GOAL ::
Using the data below, tally the lines that include the string "background". Only the number is wanted.

Start INFORMATION GIVEN

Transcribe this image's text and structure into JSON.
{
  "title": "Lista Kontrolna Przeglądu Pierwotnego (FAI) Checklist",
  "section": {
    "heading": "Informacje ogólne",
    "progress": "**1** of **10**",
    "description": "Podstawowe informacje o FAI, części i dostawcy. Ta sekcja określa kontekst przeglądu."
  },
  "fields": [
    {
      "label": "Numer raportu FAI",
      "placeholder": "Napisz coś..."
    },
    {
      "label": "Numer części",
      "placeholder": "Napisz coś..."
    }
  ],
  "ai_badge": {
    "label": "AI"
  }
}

End INFORMATION GIVEN
Start INFORMATION GIVEN

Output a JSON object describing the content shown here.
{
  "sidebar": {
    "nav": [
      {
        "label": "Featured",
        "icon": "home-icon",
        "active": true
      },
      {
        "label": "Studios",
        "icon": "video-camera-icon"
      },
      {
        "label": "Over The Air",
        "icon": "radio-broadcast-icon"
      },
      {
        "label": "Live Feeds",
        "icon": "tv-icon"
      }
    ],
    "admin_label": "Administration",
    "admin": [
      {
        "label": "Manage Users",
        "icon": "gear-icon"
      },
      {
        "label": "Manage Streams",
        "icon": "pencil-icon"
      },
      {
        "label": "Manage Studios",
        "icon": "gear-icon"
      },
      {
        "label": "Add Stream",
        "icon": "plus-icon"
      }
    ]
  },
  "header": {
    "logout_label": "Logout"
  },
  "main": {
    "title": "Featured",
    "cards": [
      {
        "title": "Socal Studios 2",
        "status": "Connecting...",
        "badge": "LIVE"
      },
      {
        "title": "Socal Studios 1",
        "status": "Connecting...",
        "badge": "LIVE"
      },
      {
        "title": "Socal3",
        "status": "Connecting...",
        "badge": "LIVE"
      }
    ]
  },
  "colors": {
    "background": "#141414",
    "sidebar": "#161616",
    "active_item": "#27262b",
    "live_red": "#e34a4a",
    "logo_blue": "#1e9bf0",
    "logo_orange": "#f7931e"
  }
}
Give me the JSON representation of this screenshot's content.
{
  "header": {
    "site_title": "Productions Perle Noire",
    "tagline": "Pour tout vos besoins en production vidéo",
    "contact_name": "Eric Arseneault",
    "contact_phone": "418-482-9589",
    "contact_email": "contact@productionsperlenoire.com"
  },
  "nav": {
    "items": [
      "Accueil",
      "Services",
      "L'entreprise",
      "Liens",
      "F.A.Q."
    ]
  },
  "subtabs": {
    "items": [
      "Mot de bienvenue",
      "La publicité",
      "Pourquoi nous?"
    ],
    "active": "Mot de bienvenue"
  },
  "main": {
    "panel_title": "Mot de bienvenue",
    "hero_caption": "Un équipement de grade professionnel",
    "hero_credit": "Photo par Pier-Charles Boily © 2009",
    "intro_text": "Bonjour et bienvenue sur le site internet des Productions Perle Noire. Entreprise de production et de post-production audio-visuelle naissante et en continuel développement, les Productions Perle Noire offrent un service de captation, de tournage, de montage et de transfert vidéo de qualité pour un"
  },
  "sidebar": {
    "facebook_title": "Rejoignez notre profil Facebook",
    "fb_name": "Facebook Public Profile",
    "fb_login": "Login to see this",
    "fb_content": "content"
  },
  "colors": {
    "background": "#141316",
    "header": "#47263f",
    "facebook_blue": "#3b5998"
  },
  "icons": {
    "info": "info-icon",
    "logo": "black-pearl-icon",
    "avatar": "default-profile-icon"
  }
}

End INFORMATION GIVEN

EXERCISE RESPONSE ::
2